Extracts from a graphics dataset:

↓

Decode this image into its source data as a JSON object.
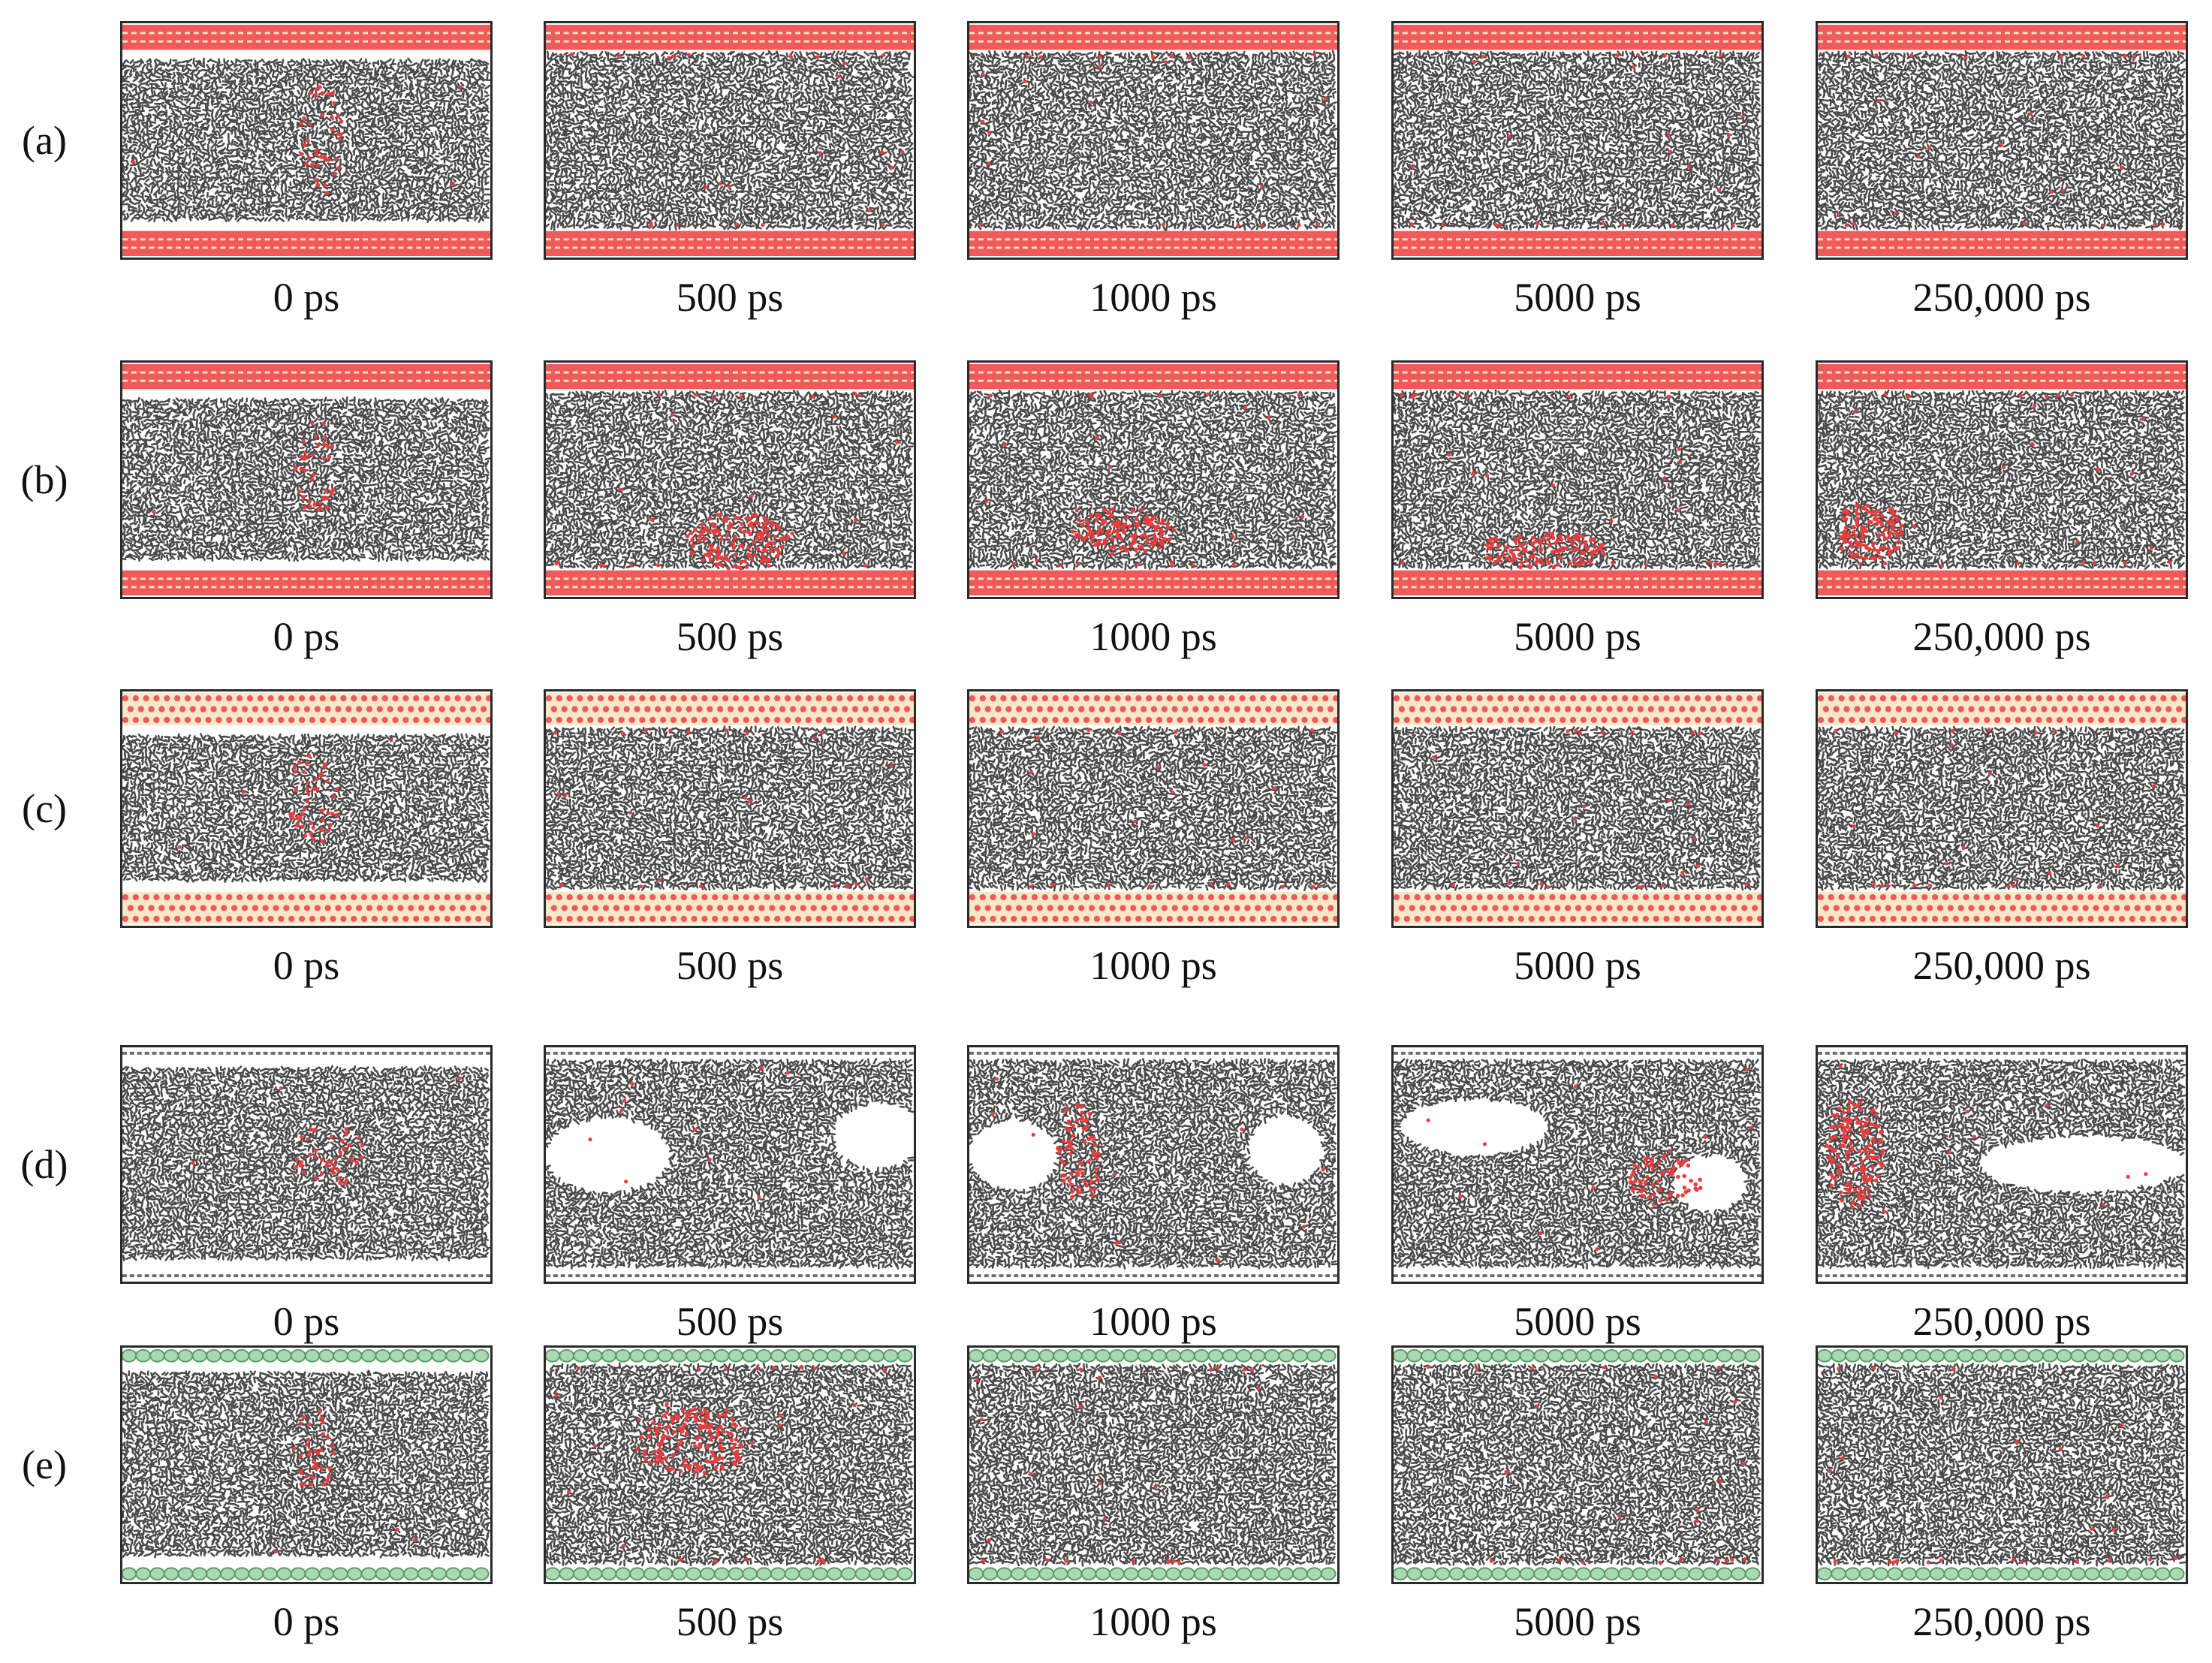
{
  "figure": {
    "rows": [
      {
        "label": "(a)",
        "wall": "red-stripe",
        "times": [
          "0 ps",
          "500 ps",
          "1000 ps",
          "5000 ps",
          "250,000 ps"
        ]
      },
      {
        "label": "(b)",
        "wall": "red-stripe",
        "times": [
          "0 ps",
          "500 ps",
          "1000 ps",
          "5000 ps",
          "250,000 ps"
        ]
      },
      {
        "label": "(c)",
        "wall": "red-lattice",
        "times": [
          "0 ps",
          "500 ps",
          "1000 ps",
          "5000 ps",
          "250,000 ps"
        ]
      },
      {
        "label": "(d)",
        "wall": "gray-thin",
        "times": [
          "0 ps",
          "500 ps",
          "1000 ps",
          "5000 ps",
          "250,000 ps"
        ]
      },
      {
        "label": "(e)",
        "wall": "green-spheres",
        "times": [
          "0 ps",
          "500 ps",
          "1000 ps",
          "5000 ps",
          "250,000 ps"
        ]
      }
    ],
    "colors": {
      "fluid": "#4a4a4a",
      "fluid_dark": "#2c2c2c",
      "solute": "#ee3b3b",
      "wall_red": "#f05a5a",
      "wall_cream": "#f6e7c8",
      "wall_green": "#a9d9b0",
      "wall_green_edge": "#5a9a68",
      "wall_gray": "#6b6b6b"
    }
  }
}
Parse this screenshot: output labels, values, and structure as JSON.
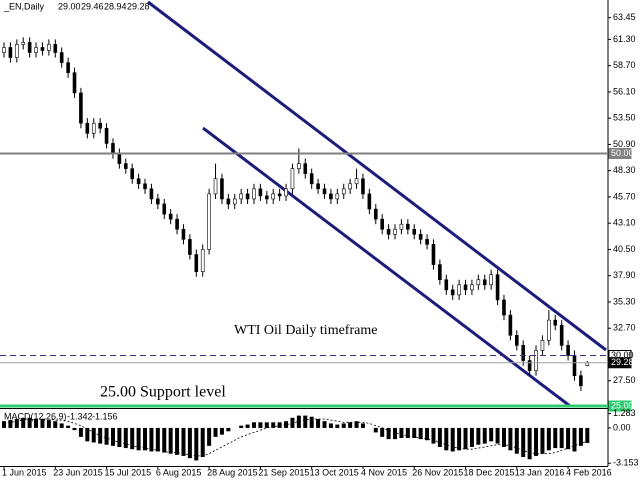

↑

* Exercise description
Copy every entry word for word, but omit the pictures.

* Worked solution
Decode this image into its source data as a JSON object.
{
  "figure": {
    "rows": [
      {
        "label": "(a)",
        "wall": "red-stripe",
        "times": [
          "0 ps",
          "500 ps",
          "1000 ps",
          "5000 ps",
          "250,000 ps"
        ]
      },
      {
        "label": "(b)",
        "wall": "red-stripe",
        "times": [
          "0 ps",
          "500 ps",
          "1000 ps",
          "5000 ps",
          "250,000 ps"
        ]
      },
      {
        "label": "(c)",
        "wall": "red-lattice",
        "times": [
          "0 ps",
          "500 ps",
          "1000 ps",
          "5000 ps",
          "250,000 ps"
        ]
      },
      {
        "label": "(d)",
        "wall": "gray-thin",
        "times": [
          "0 ps",
          "500 ps",
          "1000 ps",
          "5000 ps",
          "250,000 ps"
        ]
      },
      {
        "label": "(e)",
        "wall": "green-spheres",
        "times": [
          "0 ps",
          "500 ps",
          "1000 ps",
          "5000 ps",
          "250,000 ps"
        ]
      }
    ],
    "colors": {
      "fluid": "#4a4a4a",
      "fluid_dark": "#2c2c2c",
      "solute": "#ee3b3b",
      "wall_red": "#f05a5a",
      "wall_cream": "#f6e7c8",
      "wall_green": "#a9d9b0",
      "wall_green_edge": "#5a9a68",
      "wall_gray": "#6b6b6b"
    }
  }
}
Parse this screenshot: output labels, values, and structure as JSON.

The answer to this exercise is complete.